Data items:
▶

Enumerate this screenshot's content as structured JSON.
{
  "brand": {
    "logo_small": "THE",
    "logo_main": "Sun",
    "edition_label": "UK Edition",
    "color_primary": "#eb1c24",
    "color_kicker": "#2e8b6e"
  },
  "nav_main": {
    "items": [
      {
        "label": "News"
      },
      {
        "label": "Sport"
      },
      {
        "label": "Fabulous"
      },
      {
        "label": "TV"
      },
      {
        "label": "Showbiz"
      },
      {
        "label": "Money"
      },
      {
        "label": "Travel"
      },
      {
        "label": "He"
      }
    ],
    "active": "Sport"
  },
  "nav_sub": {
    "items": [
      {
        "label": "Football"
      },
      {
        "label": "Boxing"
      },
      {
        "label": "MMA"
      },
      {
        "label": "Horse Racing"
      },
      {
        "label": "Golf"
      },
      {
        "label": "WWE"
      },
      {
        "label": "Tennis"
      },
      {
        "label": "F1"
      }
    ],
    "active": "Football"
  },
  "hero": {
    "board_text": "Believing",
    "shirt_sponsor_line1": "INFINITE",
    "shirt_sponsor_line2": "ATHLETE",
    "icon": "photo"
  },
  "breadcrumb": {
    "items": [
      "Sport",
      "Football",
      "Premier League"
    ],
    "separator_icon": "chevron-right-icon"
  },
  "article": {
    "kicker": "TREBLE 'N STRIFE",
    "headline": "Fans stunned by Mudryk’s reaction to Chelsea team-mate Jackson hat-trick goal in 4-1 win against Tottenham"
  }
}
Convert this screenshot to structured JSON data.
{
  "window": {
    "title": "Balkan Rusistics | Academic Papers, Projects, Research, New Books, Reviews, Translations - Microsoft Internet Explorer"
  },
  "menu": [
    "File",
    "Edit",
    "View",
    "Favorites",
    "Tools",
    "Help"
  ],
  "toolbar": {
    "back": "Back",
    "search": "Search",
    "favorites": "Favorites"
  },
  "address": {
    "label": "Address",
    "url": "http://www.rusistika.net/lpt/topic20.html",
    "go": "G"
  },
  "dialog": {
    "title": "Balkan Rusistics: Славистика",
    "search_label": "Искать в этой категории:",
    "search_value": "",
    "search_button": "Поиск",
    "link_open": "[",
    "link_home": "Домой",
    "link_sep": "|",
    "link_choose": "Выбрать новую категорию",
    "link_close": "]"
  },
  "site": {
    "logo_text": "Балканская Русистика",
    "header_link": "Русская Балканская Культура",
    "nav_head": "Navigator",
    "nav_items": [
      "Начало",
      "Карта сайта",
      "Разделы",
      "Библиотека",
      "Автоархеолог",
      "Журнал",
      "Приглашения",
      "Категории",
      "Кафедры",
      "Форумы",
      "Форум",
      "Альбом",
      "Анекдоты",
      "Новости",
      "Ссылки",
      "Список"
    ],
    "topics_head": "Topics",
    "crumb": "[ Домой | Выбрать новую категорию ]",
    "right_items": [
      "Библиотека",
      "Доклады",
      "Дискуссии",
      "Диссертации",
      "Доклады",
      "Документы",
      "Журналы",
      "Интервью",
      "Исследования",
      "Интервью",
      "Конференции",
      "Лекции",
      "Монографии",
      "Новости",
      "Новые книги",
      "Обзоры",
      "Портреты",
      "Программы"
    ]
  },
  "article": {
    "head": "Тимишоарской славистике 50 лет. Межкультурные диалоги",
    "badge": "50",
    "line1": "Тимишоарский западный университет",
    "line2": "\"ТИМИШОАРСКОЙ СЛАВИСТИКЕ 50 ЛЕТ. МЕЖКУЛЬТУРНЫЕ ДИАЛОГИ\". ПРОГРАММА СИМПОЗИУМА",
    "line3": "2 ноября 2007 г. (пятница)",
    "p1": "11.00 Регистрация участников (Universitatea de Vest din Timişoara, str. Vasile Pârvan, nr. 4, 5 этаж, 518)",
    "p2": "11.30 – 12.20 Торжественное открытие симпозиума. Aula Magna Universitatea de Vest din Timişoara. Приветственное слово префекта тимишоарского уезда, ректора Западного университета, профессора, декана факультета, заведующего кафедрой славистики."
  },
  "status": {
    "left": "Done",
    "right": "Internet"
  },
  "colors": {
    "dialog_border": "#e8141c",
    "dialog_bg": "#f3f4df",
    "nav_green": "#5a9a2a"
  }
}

◀

# [Exercise]
Retype the entries one by one, exactly.

# [Task result]
Enumerate this screenshot's content as structured JSON.
{
  "brand": {
    "logo_small": "THE",
    "logo_main": "Sun",
    "edition_label": "UK Edition",
    "color_primary": "#eb1c24",
    "color_kicker": "#2e8b6e"
  },
  "nav_main": {
    "items": [
      {
        "label": "News"
      },
      {
        "label": "Sport"
      },
      {
        "label": "Fabulous"
      },
      {
        "label": "TV"
      },
      {
        "label": "Showbiz"
      },
      {
        "label": "Money"
      },
      {
        "label": "Travel"
      },
      {
        "label": "He"
      }
    ],
    "active": "Sport"
  },
  "nav_sub": {
    "items": [
      {
        "label": "Football"
      },
      {
        "label": "Boxing"
      },
      {
        "label": "MMA"
      },
      {
        "label": "Horse Racing"
      },
      {
        "label": "Golf"
      },
      {
        "label": "WWE"
      },
      {
        "label": "Tennis"
      },
      {
        "label": "F1"
      }
    ],
    "active": "Football"
  },
  "hero": {
    "board_text": "Believing",
    "shirt_sponsor_line1": "INFINITE",
    "shirt_sponsor_line2": "ATHLETE",
    "icon": "photo"
  },
  "breadcrumb": {
    "items": [
      "Sport",
      "Football",
      "Premier League"
    ],
    "separator_icon": "chevron-right-icon"
  },
  "article": {
    "kicker": "TREBLE 'N STRIFE",
    "headline": "Fans stunned by Mudryk’s reaction to Chelsea team-mate Jackson hat-trick goal in 4-1 win against Tottenham"
  }
}
Convert this screenshot to structured JSON data.
{
  "window": {
    "title": "Balkan Rusistics | Academic Papers, Projects, Research, New Books, Reviews, Translations - Microsoft Internet Explorer"
  },
  "menu": [
    "File",
    "Edit",
    "View",
    "Favorites",
    "Tools",
    "Help"
  ],
  "toolbar": {
    "back": "Back",
    "search": "Search",
    "favorites": "Favorites"
  },
  "address": {
    "label": "Address",
    "url": "http://www.rusistika.net/lpt/topic20.html",
    "go": "G"
  },
  "dialog": {
    "title": "Balkan Rusistics: Славистика",
    "search_label": "Искать в этой категории:",
    "search_value": "",
    "search_button": "Поиск",
    "link_open": "[",
    "link_home": "Домой",
    "link_sep": "|",
    "link_choose": "Выбрать новую категорию",
    "link_close": "]"
  },
  "site": {
    "logo_text": "Балканская Русистика",
    "header_link": "Русская Балканская Культура",
    "nav_head": "Navigator",
    "nav_items": [
      "Начало",
      "Карта сайта",
      "Разделы",
      "Библиотека",
      "Автоархеолог",
      "Журнал",
      "Приглашения",
      "Категории",
      "Кафедры",
      "Форумы",
      "Форум",
      "Альбом",
      "Анекдоты",
      "Новости",
      "Ссылки",
      "Список"
    ],
    "topics_head": "Topics",
    "crumb": "[ Домой | Выбрать новую категорию ]",
    "right_items": [
      "Библиотека",
      "Доклады",
      "Дискуссии",
      "Диссертации",
      "Доклады",
      "Документы",
      "Журналы",
      "Интервью",
      "Исследования",
      "Интервью",
      "Конференции",
      "Лекции",
      "Монографии",
      "Новости",
      "Новые книги",
      "Обзоры",
      "Портреты",
      "Программы"
    ]
  },
  "article": {
    "head": "Тимишоарской славистике 50 лет. Межкультурные диалоги",
    "badge": "50",
    "line1": "Тимишоарский западный университет",
    "line2": "\"ТИМИШОАРСКОЙ СЛАВИСТИКЕ 50 ЛЕТ. МЕЖКУЛЬТУРНЫЕ ДИАЛОГИ\". ПРОГРАММА СИМПОЗИУМА",
    "line3": "2 ноября 2007 г. (пятница)",
    "p1": "11.00 Регистрация участников (Universitatea de Vest din Timişoara, str. Vasile Pârvan, nr. 4, 5 этаж, 518)",
    "p2": "11.30 – 12.20 Торжественное открытие симпозиума. Aula Magna Universitatea de Vest din Timişoara. Приветственное слово префекта тимишоарского уезда, ректора Западного университета, профессора, декана факультета, заведующего кафедрой славистики."
  },
  "status": {
    "left": "Done",
    "right": "Internet"
  },
  "colors": {
    "dialog_border": "#e8141c",
    "dialog_bg": "#f3f4df",
    "nav_green": "#5a9a2a"
  }
}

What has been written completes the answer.